* Exercise *
Read the lines below. Copy out any that hold the string "milliers".

* Data provided *
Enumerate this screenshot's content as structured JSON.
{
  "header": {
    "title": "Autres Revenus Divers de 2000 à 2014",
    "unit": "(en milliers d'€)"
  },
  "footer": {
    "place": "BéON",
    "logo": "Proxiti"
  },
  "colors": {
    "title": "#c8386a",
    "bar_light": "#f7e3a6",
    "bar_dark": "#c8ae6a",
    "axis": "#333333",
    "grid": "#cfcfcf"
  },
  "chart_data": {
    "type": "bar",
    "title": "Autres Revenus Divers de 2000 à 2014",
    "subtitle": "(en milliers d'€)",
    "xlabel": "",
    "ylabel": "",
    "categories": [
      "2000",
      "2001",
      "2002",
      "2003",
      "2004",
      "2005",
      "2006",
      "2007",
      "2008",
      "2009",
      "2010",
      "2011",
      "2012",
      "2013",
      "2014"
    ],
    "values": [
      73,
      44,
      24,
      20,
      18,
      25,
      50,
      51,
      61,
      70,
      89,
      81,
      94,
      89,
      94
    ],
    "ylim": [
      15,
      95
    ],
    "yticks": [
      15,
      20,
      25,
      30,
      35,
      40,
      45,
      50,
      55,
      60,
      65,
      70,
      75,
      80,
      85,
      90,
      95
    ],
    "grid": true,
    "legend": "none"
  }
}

* Output below *
    "unit": "(en milliers d'€)"
    "subtitle": "(en milliers d'€)",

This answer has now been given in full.